GIVEN INSTRUCTION A: Please copy word for word the part of the fatherhood blog post that opens with the words containing "Tag Archives: good" and closes with "prepared for fatherhood.".

TEXT SHOWN:
▬▬▬▬▬▬▬▬▬▬

Tag Archives: good idea

Diarrhea Fashion

10 Aug

Typically the entrance into fatherhood does not take people by surprise who are not on Jerry Springer. Occasionally in Hollywood films a man will discover that he unknowingly fathered a son many years before, and happens to be pointing a gun at or holding an axe above this son’s head when he finds out the news. In other words new fathers have time to prepare. But just the same, as much as one prepares for fatherhood, there is really no way of being prepared for fatherhood.

From the very beginning of a child’s life the surprises start coming one after another. The act of birth itself is so surprising that many fathers are introduced to fatherhood from a face-down-on-the-delivery-room-floor position. For anyone who has not watched the miracle of a live birth, line your floor with pillows and then Google it.

I could write volumes about how life-changing and incredible my own personal experiences with fatherhood have been thus far, but then this blog would read more like a personal diary. I believe parenthood is just so different for everyone that it is best left to experience; in my opinion reading about it does not do it justice. So instead of writing about my daughter in a diary fashion, I am going to write about a Good Idea inspired by my daughter, called diarrhea fashion. First things first, here is my lovely daughter:

She's a cheeky monkey.

▬▬▬▬▬▬▬▬▬▬

GIVEN INSTRUCTION B: Give the rows below as a JSON list of strings, one string per line and no blank lines, for only the part that opens with the line containing "Give me the" and closes with the line containing "- redo-icon[interactable]: ↻: [88, 118, 104, 134]".

Element and region listings:
▬▬▬▬▬▬▬▬▬▬

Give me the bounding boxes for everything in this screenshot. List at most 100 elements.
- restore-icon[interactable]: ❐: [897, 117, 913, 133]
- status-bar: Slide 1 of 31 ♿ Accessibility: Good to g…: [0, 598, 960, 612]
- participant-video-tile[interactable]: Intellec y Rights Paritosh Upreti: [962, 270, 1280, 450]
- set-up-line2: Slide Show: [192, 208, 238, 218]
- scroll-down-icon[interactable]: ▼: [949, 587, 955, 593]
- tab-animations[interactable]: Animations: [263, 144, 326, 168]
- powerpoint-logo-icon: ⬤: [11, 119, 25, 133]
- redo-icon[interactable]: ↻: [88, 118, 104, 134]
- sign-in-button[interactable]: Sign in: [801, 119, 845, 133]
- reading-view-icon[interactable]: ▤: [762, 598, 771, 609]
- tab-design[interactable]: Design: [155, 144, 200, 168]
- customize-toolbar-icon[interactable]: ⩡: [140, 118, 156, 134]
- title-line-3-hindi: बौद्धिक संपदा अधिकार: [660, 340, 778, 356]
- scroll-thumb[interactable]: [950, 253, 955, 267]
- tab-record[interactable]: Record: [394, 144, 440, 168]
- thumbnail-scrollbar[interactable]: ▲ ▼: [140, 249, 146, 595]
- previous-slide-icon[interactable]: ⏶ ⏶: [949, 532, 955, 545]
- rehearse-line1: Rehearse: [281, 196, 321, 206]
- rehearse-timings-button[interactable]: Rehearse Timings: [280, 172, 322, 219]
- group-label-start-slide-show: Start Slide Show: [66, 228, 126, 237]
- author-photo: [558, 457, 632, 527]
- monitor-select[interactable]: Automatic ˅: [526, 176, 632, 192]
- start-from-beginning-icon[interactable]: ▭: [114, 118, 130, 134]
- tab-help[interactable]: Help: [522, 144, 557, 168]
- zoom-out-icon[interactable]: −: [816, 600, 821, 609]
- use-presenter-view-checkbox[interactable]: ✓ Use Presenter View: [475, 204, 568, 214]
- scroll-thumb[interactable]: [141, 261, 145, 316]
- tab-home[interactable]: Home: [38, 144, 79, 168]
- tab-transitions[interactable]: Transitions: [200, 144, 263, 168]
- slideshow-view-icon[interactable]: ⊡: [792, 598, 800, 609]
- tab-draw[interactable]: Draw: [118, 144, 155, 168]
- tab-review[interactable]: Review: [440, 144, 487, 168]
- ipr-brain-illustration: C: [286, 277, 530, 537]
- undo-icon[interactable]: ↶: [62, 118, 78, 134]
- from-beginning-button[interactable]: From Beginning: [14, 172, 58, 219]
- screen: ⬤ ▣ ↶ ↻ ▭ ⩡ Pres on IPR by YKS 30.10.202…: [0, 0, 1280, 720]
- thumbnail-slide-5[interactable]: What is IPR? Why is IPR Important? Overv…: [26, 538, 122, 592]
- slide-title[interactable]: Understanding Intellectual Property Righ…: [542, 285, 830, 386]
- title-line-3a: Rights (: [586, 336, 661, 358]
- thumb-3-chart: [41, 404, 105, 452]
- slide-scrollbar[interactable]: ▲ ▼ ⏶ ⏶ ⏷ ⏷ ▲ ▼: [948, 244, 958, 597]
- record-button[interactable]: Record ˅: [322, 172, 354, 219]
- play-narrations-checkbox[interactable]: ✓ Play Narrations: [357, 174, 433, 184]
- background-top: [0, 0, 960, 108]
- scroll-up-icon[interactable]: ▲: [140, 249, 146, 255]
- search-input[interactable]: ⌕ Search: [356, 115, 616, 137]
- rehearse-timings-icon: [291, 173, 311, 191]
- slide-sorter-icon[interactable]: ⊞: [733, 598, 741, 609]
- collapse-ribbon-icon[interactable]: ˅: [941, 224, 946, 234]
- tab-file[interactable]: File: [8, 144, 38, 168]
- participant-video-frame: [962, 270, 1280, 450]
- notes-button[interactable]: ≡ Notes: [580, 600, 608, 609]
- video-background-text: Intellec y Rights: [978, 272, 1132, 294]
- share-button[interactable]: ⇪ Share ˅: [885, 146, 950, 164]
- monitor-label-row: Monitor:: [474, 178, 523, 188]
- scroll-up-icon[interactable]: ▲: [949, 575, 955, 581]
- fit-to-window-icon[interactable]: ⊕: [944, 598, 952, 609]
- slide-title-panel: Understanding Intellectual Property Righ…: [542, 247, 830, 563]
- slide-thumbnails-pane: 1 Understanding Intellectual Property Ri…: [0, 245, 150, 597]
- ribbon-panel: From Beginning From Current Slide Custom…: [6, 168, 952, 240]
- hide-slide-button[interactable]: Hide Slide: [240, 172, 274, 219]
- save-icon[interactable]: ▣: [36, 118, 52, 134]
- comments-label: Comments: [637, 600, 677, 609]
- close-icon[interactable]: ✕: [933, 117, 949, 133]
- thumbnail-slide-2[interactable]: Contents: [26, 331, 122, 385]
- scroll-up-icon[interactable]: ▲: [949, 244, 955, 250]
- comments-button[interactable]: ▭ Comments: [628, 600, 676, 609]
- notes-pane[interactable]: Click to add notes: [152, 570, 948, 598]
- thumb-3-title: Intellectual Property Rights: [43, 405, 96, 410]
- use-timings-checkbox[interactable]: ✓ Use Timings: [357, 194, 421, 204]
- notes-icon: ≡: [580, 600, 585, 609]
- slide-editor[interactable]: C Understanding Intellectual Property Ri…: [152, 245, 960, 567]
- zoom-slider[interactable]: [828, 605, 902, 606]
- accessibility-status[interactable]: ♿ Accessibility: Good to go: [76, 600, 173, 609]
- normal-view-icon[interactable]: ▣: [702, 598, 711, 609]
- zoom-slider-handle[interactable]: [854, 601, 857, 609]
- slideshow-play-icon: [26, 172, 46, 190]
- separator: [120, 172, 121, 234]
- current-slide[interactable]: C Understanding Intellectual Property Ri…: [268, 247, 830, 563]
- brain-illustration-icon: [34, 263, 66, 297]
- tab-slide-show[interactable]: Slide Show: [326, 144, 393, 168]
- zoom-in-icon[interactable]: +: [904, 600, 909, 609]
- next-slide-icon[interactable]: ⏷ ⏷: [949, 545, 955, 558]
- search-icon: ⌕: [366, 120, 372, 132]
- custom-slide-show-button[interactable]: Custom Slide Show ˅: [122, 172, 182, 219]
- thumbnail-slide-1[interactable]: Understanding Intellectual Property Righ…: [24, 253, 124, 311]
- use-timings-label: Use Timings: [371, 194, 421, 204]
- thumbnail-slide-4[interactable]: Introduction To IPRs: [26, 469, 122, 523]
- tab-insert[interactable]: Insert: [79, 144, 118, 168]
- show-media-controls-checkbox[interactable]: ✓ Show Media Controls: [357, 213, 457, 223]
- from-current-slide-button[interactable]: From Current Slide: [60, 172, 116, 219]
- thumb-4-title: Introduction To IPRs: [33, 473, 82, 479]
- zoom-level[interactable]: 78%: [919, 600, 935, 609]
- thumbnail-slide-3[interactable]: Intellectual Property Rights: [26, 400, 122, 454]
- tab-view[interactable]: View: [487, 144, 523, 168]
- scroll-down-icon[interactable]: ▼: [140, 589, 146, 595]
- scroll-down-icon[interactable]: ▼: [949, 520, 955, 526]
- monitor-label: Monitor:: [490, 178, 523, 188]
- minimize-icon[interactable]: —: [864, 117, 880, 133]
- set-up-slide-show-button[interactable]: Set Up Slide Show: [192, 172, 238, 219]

▬▬▬▬▬▬▬▬▬▬

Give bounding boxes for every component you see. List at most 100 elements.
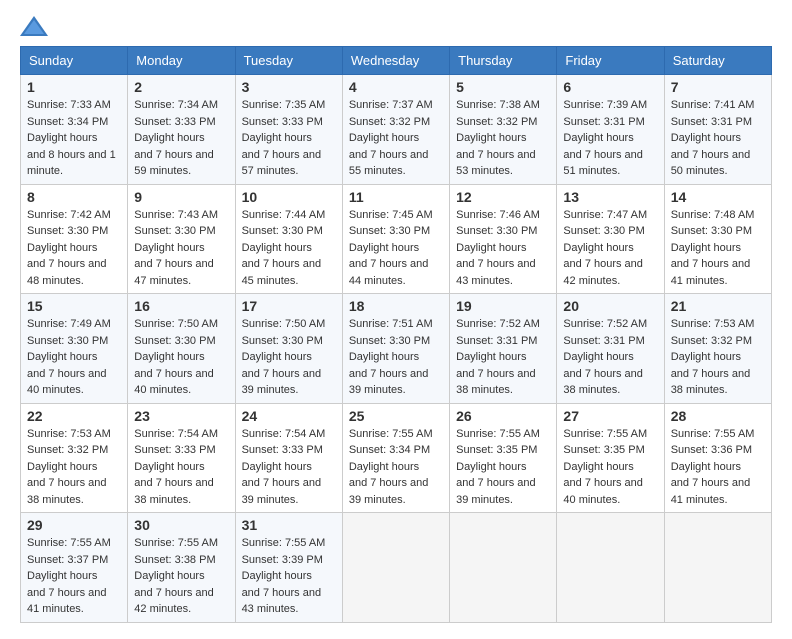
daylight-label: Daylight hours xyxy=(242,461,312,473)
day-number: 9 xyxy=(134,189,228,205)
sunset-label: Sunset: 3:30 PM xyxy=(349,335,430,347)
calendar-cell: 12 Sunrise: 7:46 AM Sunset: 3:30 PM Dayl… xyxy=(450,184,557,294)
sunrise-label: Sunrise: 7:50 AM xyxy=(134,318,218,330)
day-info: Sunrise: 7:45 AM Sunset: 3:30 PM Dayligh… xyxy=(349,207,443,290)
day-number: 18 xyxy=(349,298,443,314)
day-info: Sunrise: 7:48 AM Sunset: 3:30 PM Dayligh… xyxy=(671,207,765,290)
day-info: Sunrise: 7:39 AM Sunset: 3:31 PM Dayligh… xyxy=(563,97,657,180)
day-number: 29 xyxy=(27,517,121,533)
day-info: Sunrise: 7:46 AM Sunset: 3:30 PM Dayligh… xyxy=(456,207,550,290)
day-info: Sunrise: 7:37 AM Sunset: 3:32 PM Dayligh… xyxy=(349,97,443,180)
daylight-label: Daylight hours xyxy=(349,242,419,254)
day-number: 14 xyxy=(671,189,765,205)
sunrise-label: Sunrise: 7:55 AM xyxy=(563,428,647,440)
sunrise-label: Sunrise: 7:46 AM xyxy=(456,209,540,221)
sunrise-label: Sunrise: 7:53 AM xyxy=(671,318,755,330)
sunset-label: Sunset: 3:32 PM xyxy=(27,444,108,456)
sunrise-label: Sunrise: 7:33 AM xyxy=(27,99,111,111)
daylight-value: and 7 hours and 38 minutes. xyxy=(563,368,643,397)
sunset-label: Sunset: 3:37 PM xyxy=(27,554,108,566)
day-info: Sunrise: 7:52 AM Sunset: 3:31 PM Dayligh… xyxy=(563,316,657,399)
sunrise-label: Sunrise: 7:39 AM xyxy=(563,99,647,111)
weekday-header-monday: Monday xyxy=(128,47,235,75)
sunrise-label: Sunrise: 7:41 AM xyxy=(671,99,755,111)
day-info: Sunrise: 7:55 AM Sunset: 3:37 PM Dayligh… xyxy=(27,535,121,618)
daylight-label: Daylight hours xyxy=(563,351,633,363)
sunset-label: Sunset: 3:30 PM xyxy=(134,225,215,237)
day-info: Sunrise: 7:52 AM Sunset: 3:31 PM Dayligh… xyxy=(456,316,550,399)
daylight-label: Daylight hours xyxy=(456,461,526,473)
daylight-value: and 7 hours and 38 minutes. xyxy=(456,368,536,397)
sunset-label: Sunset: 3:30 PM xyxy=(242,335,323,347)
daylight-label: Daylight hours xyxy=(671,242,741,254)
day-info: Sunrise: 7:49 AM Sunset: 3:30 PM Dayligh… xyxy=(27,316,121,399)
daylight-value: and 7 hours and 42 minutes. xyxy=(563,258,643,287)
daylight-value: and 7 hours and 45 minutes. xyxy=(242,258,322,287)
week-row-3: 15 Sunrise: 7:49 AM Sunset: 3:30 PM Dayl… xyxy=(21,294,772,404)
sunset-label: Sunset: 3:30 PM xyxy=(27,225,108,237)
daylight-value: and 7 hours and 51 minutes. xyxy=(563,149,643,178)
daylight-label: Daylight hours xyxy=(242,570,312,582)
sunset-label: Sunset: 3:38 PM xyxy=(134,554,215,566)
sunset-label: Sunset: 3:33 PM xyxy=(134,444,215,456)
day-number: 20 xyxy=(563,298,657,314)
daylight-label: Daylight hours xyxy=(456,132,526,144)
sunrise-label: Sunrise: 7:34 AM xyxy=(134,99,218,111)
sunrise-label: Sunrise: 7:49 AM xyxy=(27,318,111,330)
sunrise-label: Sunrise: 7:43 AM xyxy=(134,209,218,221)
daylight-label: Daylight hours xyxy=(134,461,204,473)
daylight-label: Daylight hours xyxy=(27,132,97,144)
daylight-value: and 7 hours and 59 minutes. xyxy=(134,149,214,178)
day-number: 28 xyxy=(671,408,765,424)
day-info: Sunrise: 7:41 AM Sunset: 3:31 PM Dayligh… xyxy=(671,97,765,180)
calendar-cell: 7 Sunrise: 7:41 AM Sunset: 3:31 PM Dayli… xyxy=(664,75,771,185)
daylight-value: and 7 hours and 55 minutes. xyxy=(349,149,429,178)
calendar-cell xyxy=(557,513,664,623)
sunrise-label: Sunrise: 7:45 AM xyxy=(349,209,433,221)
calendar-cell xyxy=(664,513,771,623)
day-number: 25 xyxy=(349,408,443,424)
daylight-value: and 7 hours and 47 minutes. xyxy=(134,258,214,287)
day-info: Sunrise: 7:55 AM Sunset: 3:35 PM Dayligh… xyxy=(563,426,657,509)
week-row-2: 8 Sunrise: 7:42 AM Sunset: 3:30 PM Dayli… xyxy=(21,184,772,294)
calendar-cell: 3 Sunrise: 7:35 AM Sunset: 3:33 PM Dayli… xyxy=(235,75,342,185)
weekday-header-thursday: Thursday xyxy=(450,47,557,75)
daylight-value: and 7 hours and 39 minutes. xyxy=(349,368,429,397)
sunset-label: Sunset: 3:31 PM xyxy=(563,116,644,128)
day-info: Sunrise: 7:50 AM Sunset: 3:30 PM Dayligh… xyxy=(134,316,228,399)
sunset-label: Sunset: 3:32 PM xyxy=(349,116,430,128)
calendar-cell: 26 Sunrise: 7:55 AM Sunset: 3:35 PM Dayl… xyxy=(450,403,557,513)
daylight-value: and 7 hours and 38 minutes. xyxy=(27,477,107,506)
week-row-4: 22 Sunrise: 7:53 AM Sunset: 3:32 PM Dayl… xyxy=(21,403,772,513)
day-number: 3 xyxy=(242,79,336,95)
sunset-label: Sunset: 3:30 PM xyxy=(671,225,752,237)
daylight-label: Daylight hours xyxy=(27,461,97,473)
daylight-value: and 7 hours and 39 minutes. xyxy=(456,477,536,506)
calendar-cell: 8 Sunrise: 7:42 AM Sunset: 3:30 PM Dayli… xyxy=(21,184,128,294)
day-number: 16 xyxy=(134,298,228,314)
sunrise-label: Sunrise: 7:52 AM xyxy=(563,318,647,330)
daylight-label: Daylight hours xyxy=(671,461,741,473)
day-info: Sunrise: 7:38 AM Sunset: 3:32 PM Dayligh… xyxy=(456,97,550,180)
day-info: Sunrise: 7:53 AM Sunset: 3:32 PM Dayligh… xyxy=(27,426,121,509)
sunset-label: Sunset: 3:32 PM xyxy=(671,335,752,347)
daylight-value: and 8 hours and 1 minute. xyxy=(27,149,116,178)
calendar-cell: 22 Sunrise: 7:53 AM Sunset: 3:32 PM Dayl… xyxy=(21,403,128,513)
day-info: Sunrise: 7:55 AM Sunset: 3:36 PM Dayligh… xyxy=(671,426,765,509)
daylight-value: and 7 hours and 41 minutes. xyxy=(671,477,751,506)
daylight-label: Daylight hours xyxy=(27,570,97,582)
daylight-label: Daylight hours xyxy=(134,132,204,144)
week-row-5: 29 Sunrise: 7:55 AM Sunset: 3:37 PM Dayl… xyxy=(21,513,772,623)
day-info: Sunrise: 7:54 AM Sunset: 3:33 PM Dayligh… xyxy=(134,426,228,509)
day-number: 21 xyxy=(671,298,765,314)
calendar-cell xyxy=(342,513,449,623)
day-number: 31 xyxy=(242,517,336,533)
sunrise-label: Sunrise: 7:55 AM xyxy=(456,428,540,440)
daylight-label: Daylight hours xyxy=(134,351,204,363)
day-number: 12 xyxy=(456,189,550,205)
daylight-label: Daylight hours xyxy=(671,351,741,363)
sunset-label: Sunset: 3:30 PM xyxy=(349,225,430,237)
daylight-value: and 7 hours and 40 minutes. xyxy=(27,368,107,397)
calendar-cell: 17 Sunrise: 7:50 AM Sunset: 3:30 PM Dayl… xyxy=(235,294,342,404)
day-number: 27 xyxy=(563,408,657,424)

▬▬▬▬▬▬▬▬▬▬

EXERCISE OUTPUT A:
Tag Archives: good idea

Diarrhea Fashion

10 Aug

Typically the entrance into fatherhood does not take people by surprise who are not on Jerry Springer. Occasionally in Hollywood films a man will discover that he unknowingly fathered a son many years before, and happens to be pointing a gun at or holding an axe above this son’s head when he finds out the news. In other words new fathers have time to prepare. But just the same, as much as one prepares for fatherhood, there is really no way of being prepared for fatherhood.

EXERCISE OUTPUT B:
[
  "Give me the bounding boxes for everything in this screenshot. List at most 100 elements.",
  "- restore-icon[interactable]: ❐: [897, 117, 913, 133]",
  "- status-bar: Slide 1 of 31 ♿ Accessibility: Good to g…: [0, 598, 960, 612]",
  "- participant-video-tile[interactable]: Intellec y Rights Paritosh Upreti: [962, 270, 1280, 450]",
  "- set-up-line2: Slide Show: [192, 208, 238, 218]",
  "- scroll-down-icon[interactable]: ▼: [949, 587, 955, 593]",
  "- tab-animations[interactable]: Animations: [263, 144, 326, 168]",
  "- powerpoint-logo-icon: ⬤: [11, 119, 25, 133]",
  "- redo-icon[interactable]: ↻: [88, 118, 104, 134]"
]